Task goal: What follows is a set of entries. Give them again exactly, without the pictures.

Records for processing:
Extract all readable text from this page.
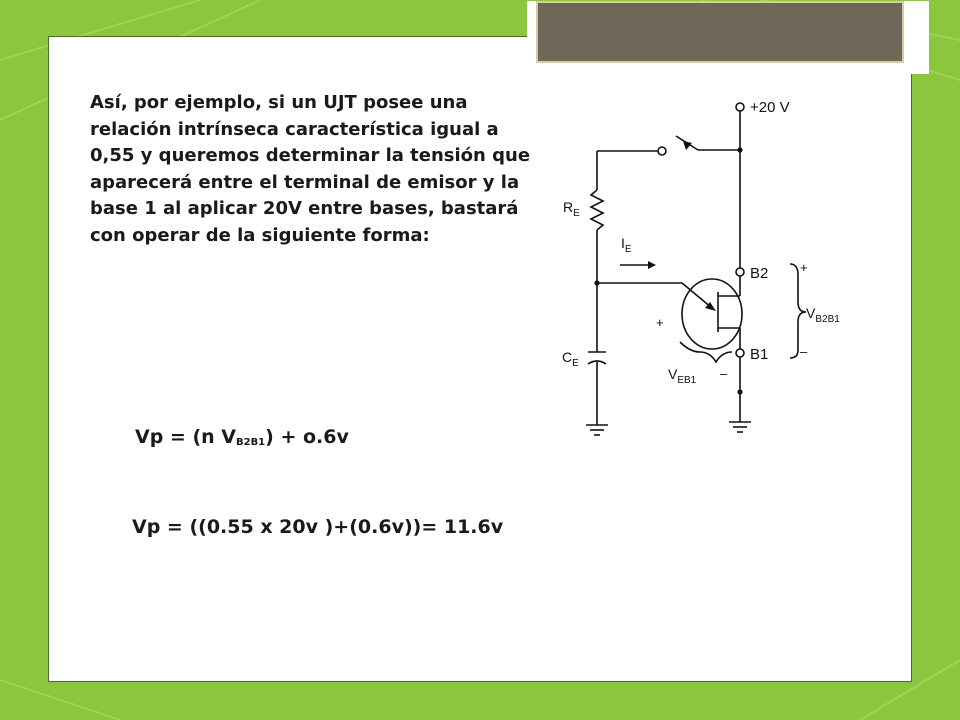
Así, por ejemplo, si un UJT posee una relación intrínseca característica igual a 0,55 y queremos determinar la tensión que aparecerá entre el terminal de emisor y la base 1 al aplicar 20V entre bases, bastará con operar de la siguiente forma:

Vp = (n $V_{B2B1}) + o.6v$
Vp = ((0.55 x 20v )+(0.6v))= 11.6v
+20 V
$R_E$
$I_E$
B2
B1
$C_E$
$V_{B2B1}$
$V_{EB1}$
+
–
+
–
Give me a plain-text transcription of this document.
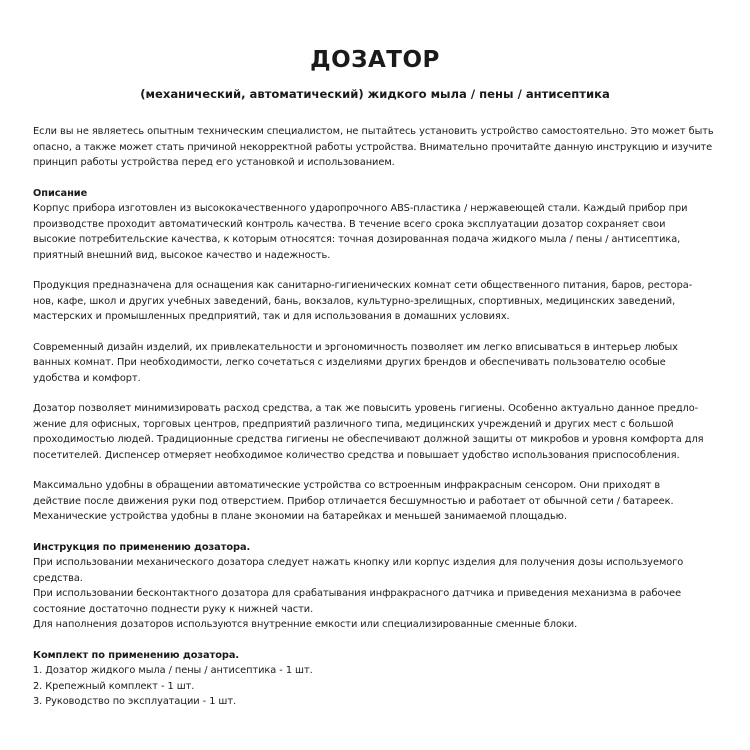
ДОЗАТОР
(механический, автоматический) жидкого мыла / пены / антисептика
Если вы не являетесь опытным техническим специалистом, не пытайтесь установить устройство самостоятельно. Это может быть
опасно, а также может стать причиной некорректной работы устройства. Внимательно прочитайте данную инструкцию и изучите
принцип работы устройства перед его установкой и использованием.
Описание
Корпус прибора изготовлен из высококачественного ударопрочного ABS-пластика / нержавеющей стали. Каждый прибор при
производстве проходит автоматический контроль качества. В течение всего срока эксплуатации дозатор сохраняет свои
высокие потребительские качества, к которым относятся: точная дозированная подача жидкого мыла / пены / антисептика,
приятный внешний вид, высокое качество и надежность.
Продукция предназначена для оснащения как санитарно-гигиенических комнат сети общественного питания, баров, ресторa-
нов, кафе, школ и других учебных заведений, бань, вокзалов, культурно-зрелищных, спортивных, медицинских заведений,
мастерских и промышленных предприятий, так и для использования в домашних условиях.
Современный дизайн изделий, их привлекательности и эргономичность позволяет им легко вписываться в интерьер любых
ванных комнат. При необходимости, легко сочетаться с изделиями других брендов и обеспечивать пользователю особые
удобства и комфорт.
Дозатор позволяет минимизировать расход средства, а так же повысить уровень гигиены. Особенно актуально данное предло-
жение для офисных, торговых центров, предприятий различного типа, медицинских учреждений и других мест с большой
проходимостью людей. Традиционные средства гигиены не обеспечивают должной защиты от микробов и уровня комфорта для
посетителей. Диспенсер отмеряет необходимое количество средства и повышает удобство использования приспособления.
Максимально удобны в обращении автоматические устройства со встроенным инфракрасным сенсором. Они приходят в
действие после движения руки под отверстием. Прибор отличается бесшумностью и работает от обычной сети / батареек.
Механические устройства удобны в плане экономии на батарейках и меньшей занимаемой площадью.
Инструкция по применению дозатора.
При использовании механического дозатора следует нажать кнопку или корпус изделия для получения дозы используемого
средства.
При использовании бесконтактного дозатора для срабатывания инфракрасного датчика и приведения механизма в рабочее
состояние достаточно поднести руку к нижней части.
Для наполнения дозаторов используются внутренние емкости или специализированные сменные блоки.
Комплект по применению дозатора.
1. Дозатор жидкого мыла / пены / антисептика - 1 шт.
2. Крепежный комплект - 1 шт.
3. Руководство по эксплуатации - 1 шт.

Completed task:
Extract all readable text from this page.
Así, por ejemplo, si un UJT posee una relación intrínseca característica igual a 0,55 y queremos determinar la tensión que aparecerá entre el terminal de emisor y la base 1 al aplicar 20V entre bases, bastará con operar de la siguiente forma:

Vp = (n $V_{B2B1}) + o.6v$
Vp = ((0.55 x 20v )+(0.6v))= 11.6v
+20 V
$R_E$
$I_E$
B2
B1
$C_E$
$V_{B2B1}$
$V_{EB1}$
+
–
+
–
Give me a plain-text transcription of this document.
ДОЗАТОР
(механический, автоматический) жидкого мыла / пены / антисептика
Если вы не являетесь опытным техническим специалистом, не пытайтесь установить устройство самостоятельно. Это может быть
опасно, а также может стать причиной некорректной работы устройства. Внимательно прочитайте данную инструкцию и изучите
принцип работы устройства перед его установкой и использованием.
Описание
Корпус прибора изготовлен из высококачественного ударопрочного ABS-пластика / нержавеющей стали. Каждый прибор при
производстве проходит автоматический контроль качества. В течение всего срока эксплуатации дозатор сохраняет свои
высокие потребительские качества, к которым относятся: точная дозированная подача жидкого мыла / пены / антисептика,
приятный внешний вид, высокое качество и надежность.
Продукция предназначена для оснащения как санитарно-гигиенических комнат сети общественного питания, баров, ресторa-
нов, кафе, школ и других учебных заведений, бань, вокзалов, культурно-зрелищных, спортивных, медицинских заведений,
мастерских и промышленных предприятий, так и для использования в домашних условиях.
Современный дизайн изделий, их привлекательности и эргономичность позволяет им легко вписываться в интерьер любых
ванных комнат. При необходимости, легко сочетаться с изделиями других брендов и обеспечивать пользователю особые
удобства и комфорт.
Дозатор позволяет минимизировать расход средства, а так же повысить уровень гигиены. Особенно актуально данное предло-
жение для офисных, торговых центров, предприятий различного типа, медицинских учреждений и других мест с большой
проходимостью людей. Традиционные средства гигиены не обеспечивают должной защиты от микробов и уровня комфорта для
посетителей. Диспенсер отмеряет необходимое количество средства и повышает удобство использования приспособления.
Максимально удобны в обращении автоматические устройства со встроенным инфракрасным сенсором. Они приходят в
действие после движения руки под отверстием. Прибор отличается бесшумностью и работает от обычной сети / батареек.
Механические устройства удобны в плане экономии на батарейках и меньшей занимаемой площадью.
Инструкция по применению дозатора.
При использовании механического дозатора следует нажать кнопку или корпус изделия для получения дозы используемого
средства.
При использовании бесконтактного дозатора для срабатывания инфракрасного датчика и приведения механизма в рабочее
состояние достаточно поднести руку к нижней части.
Для наполнения дозаторов используются внутренние емкости или специализированные сменные блоки.
Комплект по применению дозатора.
1. Дозатор жидкого мыла / пены / антисептика - 1 шт.
2. Крепежный комплект - 1 шт.
3. Руководство по эксплуатации - 1 шт.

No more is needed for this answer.